start Entries supplied

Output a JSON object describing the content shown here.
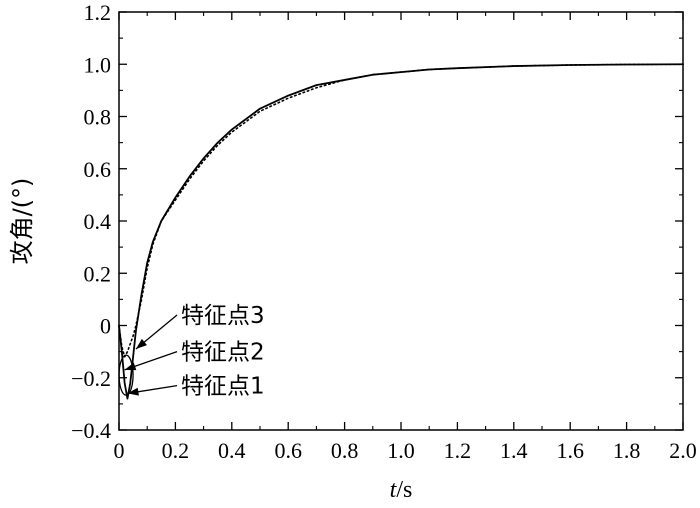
{
  "chart_data": {
    "type": "line",
    "xlabel_italic": "t",
    "xlabel_rest": "/s",
    "ylabel": "攻角/(°)",
    "xlim": [
      0,
      2.0
    ],
    "ylim": [
      -0.4,
      1.2
    ],
    "x_ticks": [
      "0",
      "0.2",
      "0.4",
      "0.6",
      "0.8",
      "1.0",
      "1.2",
      "1.4",
      "1.6",
      "1.8",
      "2.0"
    ],
    "y_ticks": [
      "−0.4",
      "−0.2",
      "0",
      "0.2",
      "0.4",
      "0.6",
      "0.8",
      "1.0",
      "1.2"
    ],
    "grid": false,
    "series": [
      {
        "style": "solid",
        "x": [
          0,
          0.01,
          0.02,
          0.03,
          0.04,
          0.05,
          0.06,
          0.08,
          0.1,
          0.12,
          0.15,
          0.2,
          0.25,
          0.3,
          0.35,
          0.4,
          0.5,
          0.6,
          0.7,
          0.8,
          0.9,
          1.0,
          1.1,
          1.2,
          1.4,
          1.6,
          1.8,
          2.0
        ],
        "y": [
          0,
          -0.1,
          -0.22,
          -0.28,
          -0.22,
          -0.12,
          -0.02,
          0.12,
          0.24,
          0.32,
          0.4,
          0.49,
          0.57,
          0.64,
          0.7,
          0.75,
          0.83,
          0.88,
          0.92,
          0.94,
          0.96,
          0.97,
          0.98,
          0.985,
          0.993,
          0.997,
          0.999,
          1.0
        ]
      },
      {
        "style": "dotted",
        "x": [
          0,
          0.01,
          0.02,
          0.03,
          0.04,
          0.05,
          0.06,
          0.08,
          0.1,
          0.12,
          0.15,
          0.2,
          0.25,
          0.3,
          0.35,
          0.4,
          0.5,
          0.6,
          0.7,
          0.8,
          0.9,
          1.0,
          1.1,
          1.2,
          1.4,
          1.6,
          1.8,
          2.0
        ],
        "y": [
          0,
          -0.08,
          -0.12,
          -0.1,
          -0.07,
          -0.04,
          0.0,
          0.1,
          0.22,
          0.31,
          0.4,
          0.48,
          0.56,
          0.63,
          0.69,
          0.74,
          0.82,
          0.87,
          0.91,
          0.94,
          0.96,
          0.97,
          0.98,
          0.985,
          0.993,
          0.997,
          0.999,
          1.0
        ]
      }
    ],
    "annotations": [
      {
        "label": "特征点3",
        "point": [
          0.06,
          -0.09
        ],
        "text_at": [
          0.22,
          0.04
        ]
      },
      {
        "label": "特征点2",
        "point": [
          0.02,
          -0.17
        ],
        "text_at": [
          0.22,
          -0.1
        ]
      },
      {
        "label": "特征点1",
        "point": [
          0.03,
          -0.26
        ],
        "text_at": [
          0.22,
          -0.23
        ]
      }
    ]
  }
}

end Entries supplied

(Problem): Retype all entries exactly as they appear, dropping the images.

(Solution to the problem):
Output a JSON object describing the content shown here.
{
  "chart_data": {
    "type": "line",
    "xlabel_italic": "t",
    "xlabel_rest": "/s",
    "ylabel": "攻角/(°)",
    "xlim": [
      0,
      2.0
    ],
    "ylim": [
      -0.4,
      1.2
    ],
    "x_ticks": [
      "0",
      "0.2",
      "0.4",
      "0.6",
      "0.8",
      "1.0",
      "1.2",
      "1.4",
      "1.6",
      "1.8",
      "2.0"
    ],
    "y_ticks": [
      "−0.4",
      "−0.2",
      "0",
      "0.2",
      "0.4",
      "0.6",
      "0.8",
      "1.0",
      "1.2"
    ],
    "grid": false,
    "series": [
      {
        "style": "solid",
        "x": [
          0,
          0.01,
          0.02,
          0.03,
          0.04,
          0.05,
          0.06,
          0.08,
          0.1,
          0.12,
          0.15,
          0.2,
          0.25,
          0.3,
          0.35,
          0.4,
          0.5,
          0.6,
          0.7,
          0.8,
          0.9,
          1.0,
          1.1,
          1.2,
          1.4,
          1.6,
          1.8,
          2.0
        ],
        "y": [
          0,
          -0.1,
          -0.22,
          -0.28,
          -0.22,
          -0.12,
          -0.02,
          0.12,
          0.24,
          0.32,
          0.4,
          0.49,
          0.57,
          0.64,
          0.7,
          0.75,
          0.83,
          0.88,
          0.92,
          0.94,
          0.96,
          0.97,
          0.98,
          0.985,
          0.993,
          0.997,
          0.999,
          1.0
        ]
      },
      {
        "style": "dotted",
        "x": [
          0,
          0.01,
          0.02,
          0.03,
          0.04,
          0.05,
          0.06,
          0.08,
          0.1,
          0.12,
          0.15,
          0.2,
          0.25,
          0.3,
          0.35,
          0.4,
          0.5,
          0.6,
          0.7,
          0.8,
          0.9,
          1.0,
          1.1,
          1.2,
          1.4,
          1.6,
          1.8,
          2.0
        ],
        "y": [
          0,
          -0.08,
          -0.12,
          -0.1,
          -0.07,
          -0.04,
          0.0,
          0.1,
          0.22,
          0.31,
          0.4,
          0.48,
          0.56,
          0.63,
          0.69,
          0.74,
          0.82,
          0.87,
          0.91,
          0.94,
          0.96,
          0.97,
          0.98,
          0.985,
          0.993,
          0.997,
          0.999,
          1.0
        ]
      }
    ],
    "annotations": [
      {
        "label": "特征点3",
        "point": [
          0.06,
          -0.09
        ],
        "text_at": [
          0.22,
          0.04
        ]
      },
      {
        "label": "特征点2",
        "point": [
          0.02,
          -0.17
        ],
        "text_at": [
          0.22,
          -0.1
        ]
      },
      {
        "label": "特征点1",
        "point": [
          0.03,
          -0.26
        ],
        "text_at": [
          0.22,
          -0.23
        ]
      }
    ]
  }
}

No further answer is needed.